**GIVEN INSTRUCTION**
Copy the data that follows exactly. Include no pictures.

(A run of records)

++++++++++

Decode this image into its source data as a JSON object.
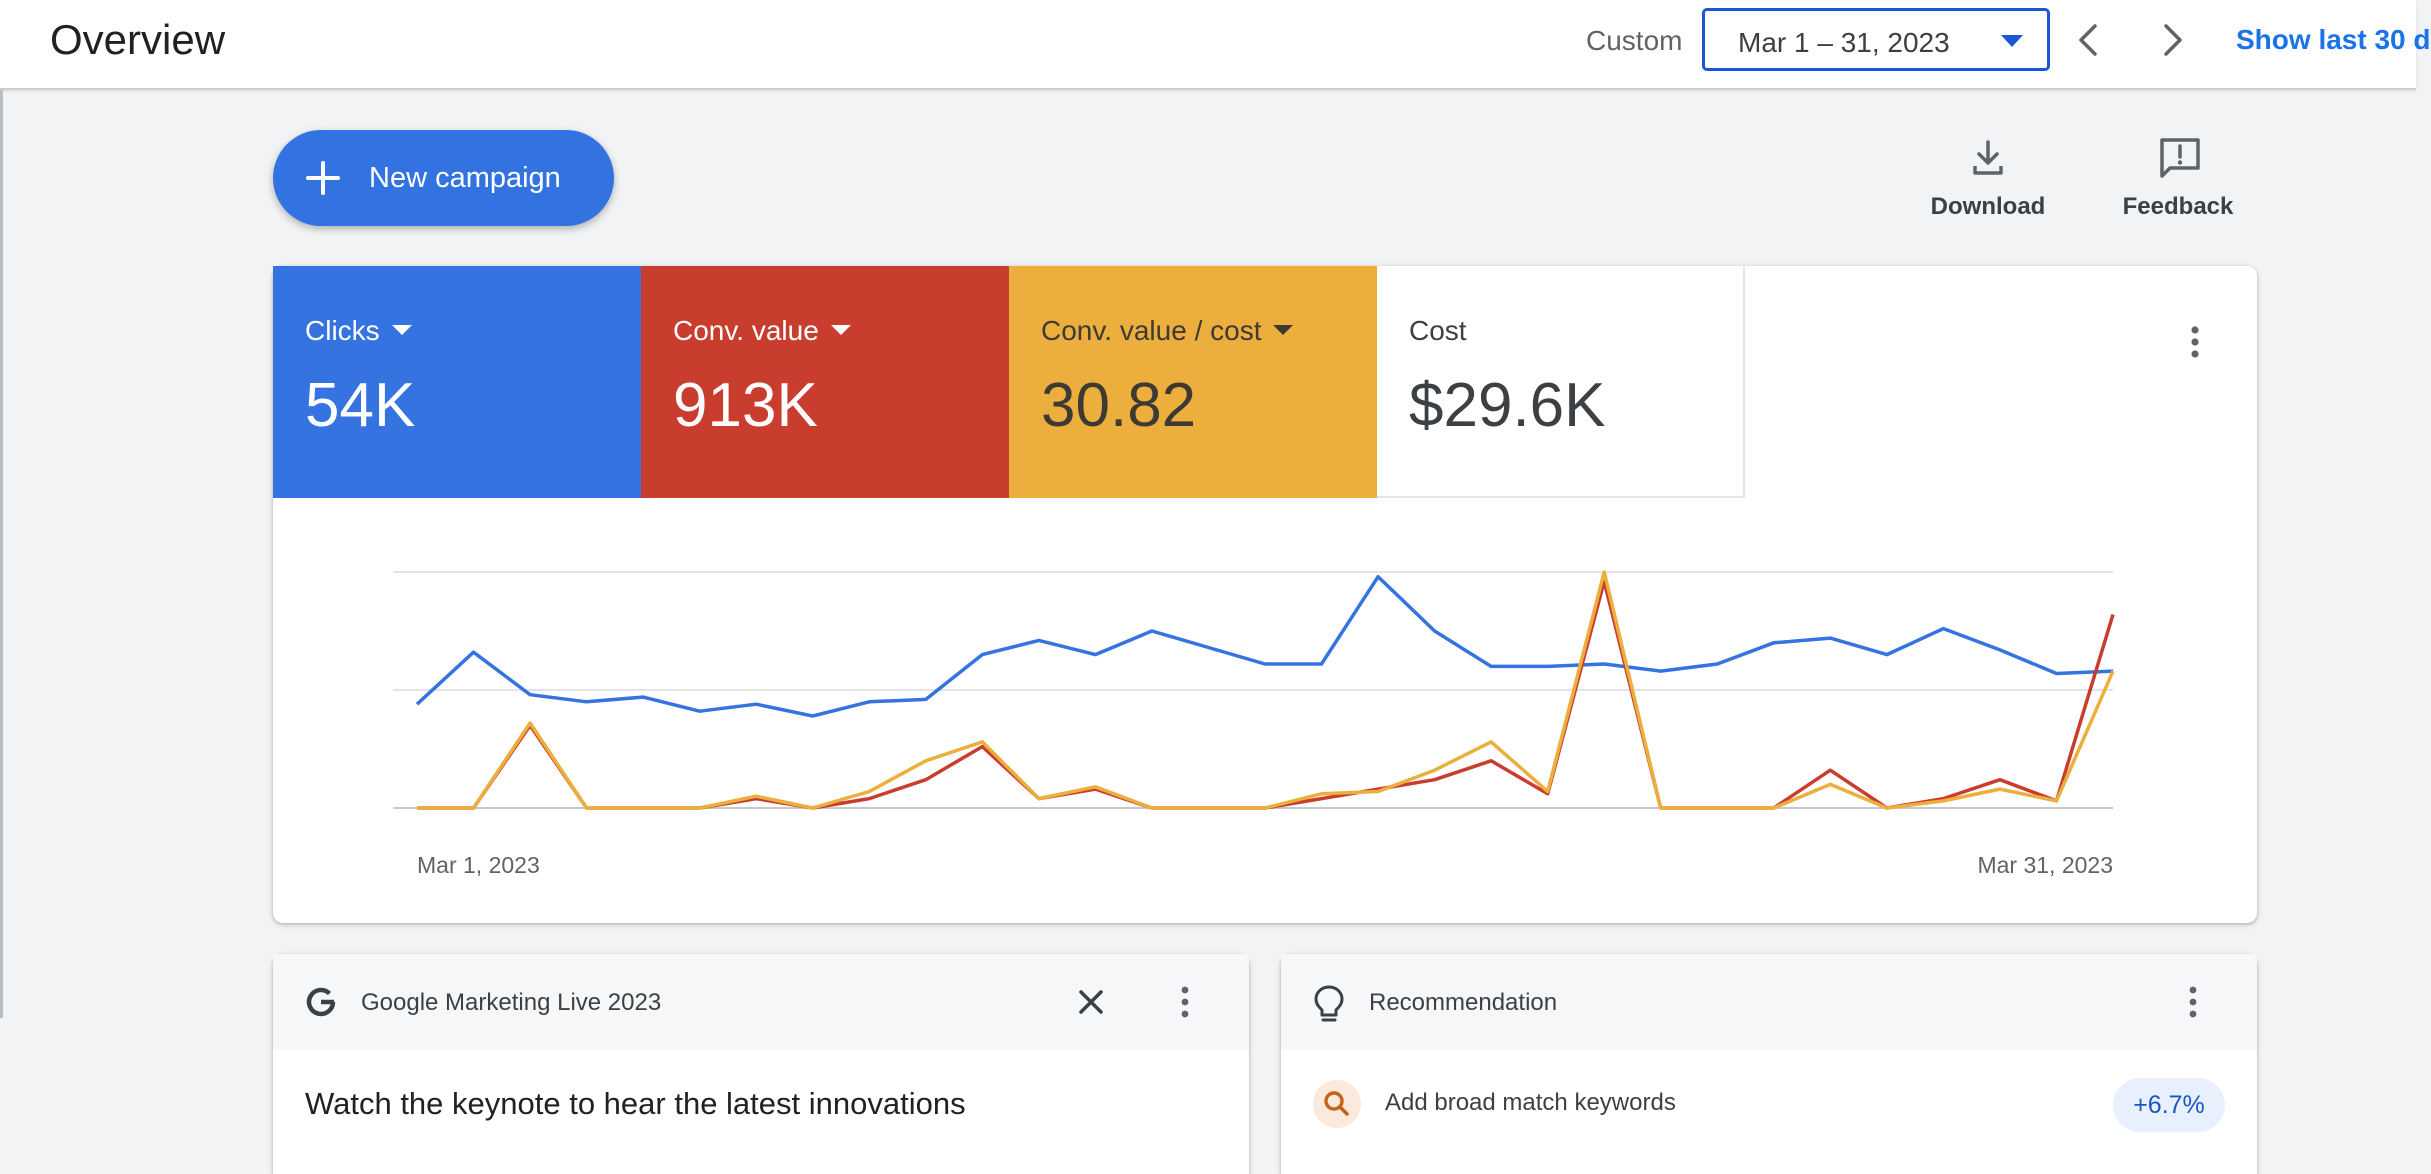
{
  "header": {
    "title": "Overview",
    "range_type": "Custom",
    "date_range": "Mar 1 – 31, 2023",
    "show_last": "Show last 30 d"
  },
  "actions": {
    "new_campaign": "New campaign",
    "download": "Download",
    "feedback": "Feedback"
  },
  "metrics": [
    {
      "label": "Clicks",
      "value": "54K",
      "dropdown": true,
      "color": "#3574e0"
    },
    {
      "label": "Conv. value",
      "value": "913K",
      "dropdown": true,
      "color": "#c93d2f"
    },
    {
      "label": "Conv. value / cost",
      "value": "30.82",
      "dropdown": true,
      "color": "#ecae3c"
    },
    {
      "label": "Cost",
      "value": "$29.6K",
      "dropdown": false,
      "color": "#ffffff"
    }
  ],
  "chart_data": {
    "type": "line",
    "x_start_label": "Mar 1, 2023",
    "x_end_label": "Mar 31, 2023",
    "y_scale": "relative (0 = baseline, 1 = top gridline)",
    "gridlines": 3,
    "series": [
      {
        "name": "Clicks",
        "color": "#3574e0",
        "values": [
          0.44,
          0.66,
          0.48,
          0.45,
          0.47,
          0.41,
          0.44,
          0.39,
          0.45,
          0.46,
          0.65,
          0.71,
          0.65,
          0.75,
          0.68,
          0.61,
          0.61,
          0.98,
          0.75,
          0.6,
          0.6,
          0.61,
          0.58,
          0.61,
          0.7,
          0.72,
          0.65,
          0.76,
          0.67,
          0.57,
          0.58
        ]
      },
      {
        "name": "Conv. value",
        "color": "#c93d2f",
        "values": [
          0,
          0,
          0.35,
          0,
          0,
          0,
          0.04,
          0,
          0.04,
          0.12,
          0.26,
          0.04,
          0.08,
          0,
          0,
          0,
          0.04,
          0.08,
          0.12,
          0.2,
          0.06,
          0.96,
          0,
          0,
          0,
          0.16,
          0,
          0.04,
          0.12,
          0.03,
          0.82
        ]
      },
      {
        "name": "Conv. value / cost",
        "color": "#ecae3c",
        "values": [
          0,
          0,
          0.36,
          0,
          0,
          0,
          0.05,
          0,
          0.07,
          0.2,
          0.28,
          0.04,
          0.09,
          0,
          0,
          0,
          0.06,
          0.07,
          0.16,
          0.28,
          0.07,
          1.0,
          0,
          0,
          0,
          0.1,
          0,
          0.03,
          0.08,
          0.03,
          0.58
        ]
      }
    ]
  },
  "promo_card": {
    "title": "Google Marketing Live 2023",
    "headline": "Watch the keynote to hear the latest innovations"
  },
  "recommendation_card": {
    "title": "Recommendation",
    "item_text": "Add broad match keywords",
    "lift": "+6.7%"
  },
  "icons": {
    "dropdown": "arrow-drop-down-icon",
    "prev": "chevron-left-icon",
    "next": "chevron-right-icon",
    "download": "download-icon",
    "feedback": "feedback-icon",
    "menu": "more-vert-icon",
    "close": "close-icon",
    "google": "google-g-icon",
    "recommendation": "lightbulb-icon",
    "search": "search-icon"
  }
}
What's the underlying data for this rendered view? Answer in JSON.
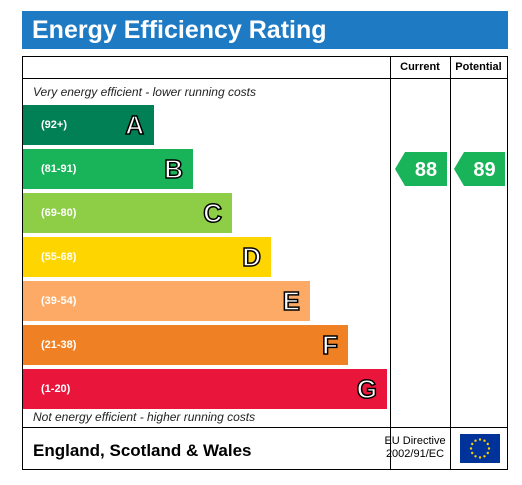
{
  "title": "Energy Efficiency Rating",
  "columns": {
    "current": "Current",
    "potential": "Potential"
  },
  "top_note": "Very energy efficient - lower running costs",
  "bottom_note": "Not energy efficient - higher running costs",
  "footer": {
    "region": "England, Scotland & Wales",
    "directive_line1": "EU Directive",
    "directive_line2": "2002/91/EC",
    "flag_icon": "eu-flag-icon"
  },
  "colors": {
    "header": "#1f7ac4",
    "A": "#008054",
    "B": "#19b459",
    "C": "#8dce46",
    "D": "#ffd500",
    "E": "#fcaa65",
    "F": "#ef8023",
    "G": "#e9153b"
  },
  "chart_data": {
    "type": "bar",
    "categories": [
      "A",
      "B",
      "C",
      "D",
      "E",
      "F",
      "G"
    ],
    "ranges": [
      "(92+)",
      "(81-91)",
      "(69-80)",
      "(55-68)",
      "(39-54)",
      "(21-38)",
      "(1-20)"
    ],
    "current": {
      "value": "88",
      "band": "B"
    },
    "potential": {
      "value": "89",
      "band": "B"
    }
  }
}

++++++++++

**WRITTEN ANSWER**
Decode this image into its source data as a JSON object.
{
  "header": {
    "title": "Overview",
    "range_type": "Custom",
    "date_range": "Mar 1 – 31, 2023",
    "show_last": "Show last 30 d"
  },
  "actions": {
    "new_campaign": "New campaign",
    "download": "Download",
    "feedback": "Feedback"
  },
  "metrics": [
    {
      "label": "Clicks",
      "value": "54K",
      "dropdown": true,
      "color": "#3574e0"
    },
    {
      "label": "Conv. value",
      "value": "913K",
      "dropdown": true,
      "color": "#c93d2f"
    },
    {
      "label": "Conv. value / cost",
      "value": "30.82",
      "dropdown": true,
      "color": "#ecae3c"
    },
    {
      "label": "Cost",
      "value": "$29.6K",
      "dropdown": false,
      "color": "#ffffff"
    }
  ],
  "chart_data": {
    "type": "line",
    "x_start_label": "Mar 1, 2023",
    "x_end_label": "Mar 31, 2023",
    "y_scale": "relative (0 = baseline, 1 = top gridline)",
    "gridlines": 3,
    "series": [
      {
        "name": "Clicks",
        "color": "#3574e0",
        "values": [
          0.44,
          0.66,
          0.48,
          0.45,
          0.47,
          0.41,
          0.44,
          0.39,
          0.45,
          0.46,
          0.65,
          0.71,
          0.65,
          0.75,
          0.68,
          0.61,
          0.61,
          0.98,
          0.75,
          0.6,
          0.6,
          0.61,
          0.58,
          0.61,
          0.7,
          0.72,
          0.65,
          0.76,
          0.67,
          0.57,
          0.58
        ]
      },
      {
        "name": "Conv. value",
        "color": "#c93d2f",
        "values": [
          0,
          0,
          0.35,
          0,
          0,
          0,
          0.04,
          0,
          0.04,
          0.12,
          0.26,
          0.04,
          0.08,
          0,
          0,
          0,
          0.04,
          0.08,
          0.12,
          0.2,
          0.06,
          0.96,
          0,
          0,
          0,
          0.16,
          0,
          0.04,
          0.12,
          0.03,
          0.82
        ]
      },
      {
        "name": "Conv. value / cost",
        "color": "#ecae3c",
        "values": [
          0,
          0,
          0.36,
          0,
          0,
          0,
          0.05,
          0,
          0.07,
          0.2,
          0.28,
          0.04,
          0.09,
          0,
          0,
          0,
          0.06,
          0.07,
          0.16,
          0.28,
          0.07,
          1.0,
          0,
          0,
          0,
          0.1,
          0,
          0.03,
          0.08,
          0.03,
          0.58
        ]
      }
    ]
  },
  "promo_card": {
    "title": "Google Marketing Live 2023",
    "headline": "Watch the keynote to hear the latest innovations"
  },
  "recommendation_card": {
    "title": "Recommendation",
    "item_text": "Add broad match keywords",
    "lift": "+6.7%"
  },
  "icons": {
    "dropdown": "arrow-drop-down-icon",
    "prev": "chevron-left-icon",
    "next": "chevron-right-icon",
    "download": "download-icon",
    "feedback": "feedback-icon",
    "menu": "more-vert-icon",
    "close": "close-icon",
    "google": "google-g-icon",
    "recommendation": "lightbulb-icon",
    "search": "search-icon"
  }
}
What's the underlying data for this rendered view? Answer in JSON.
{
  "title": "Energy Efficiency Rating",
  "columns": {
    "current": "Current",
    "potential": "Potential"
  },
  "top_note": "Very energy efficient - lower running costs",
  "bottom_note": "Not energy efficient - higher running costs",
  "footer": {
    "region": "England, Scotland & Wales",
    "directive_line1": "EU Directive",
    "directive_line2": "2002/91/EC",
    "flag_icon": "eu-flag-icon"
  },
  "colors": {
    "header": "#1f7ac4",
    "A": "#008054",
    "B": "#19b459",
    "C": "#8dce46",
    "D": "#ffd500",
    "E": "#fcaa65",
    "F": "#ef8023",
    "G": "#e9153b"
  },
  "chart_data": {
    "type": "bar",
    "categories": [
      "A",
      "B",
      "C",
      "D",
      "E",
      "F",
      "G"
    ],
    "ranges": [
      "(92+)",
      "(81-91)",
      "(69-80)",
      "(55-68)",
      "(39-54)",
      "(21-38)",
      "(1-20)"
    ],
    "current": {
      "value": "88",
      "band": "B"
    },
    "potential": {
      "value": "89",
      "band": "B"
    }
  }
}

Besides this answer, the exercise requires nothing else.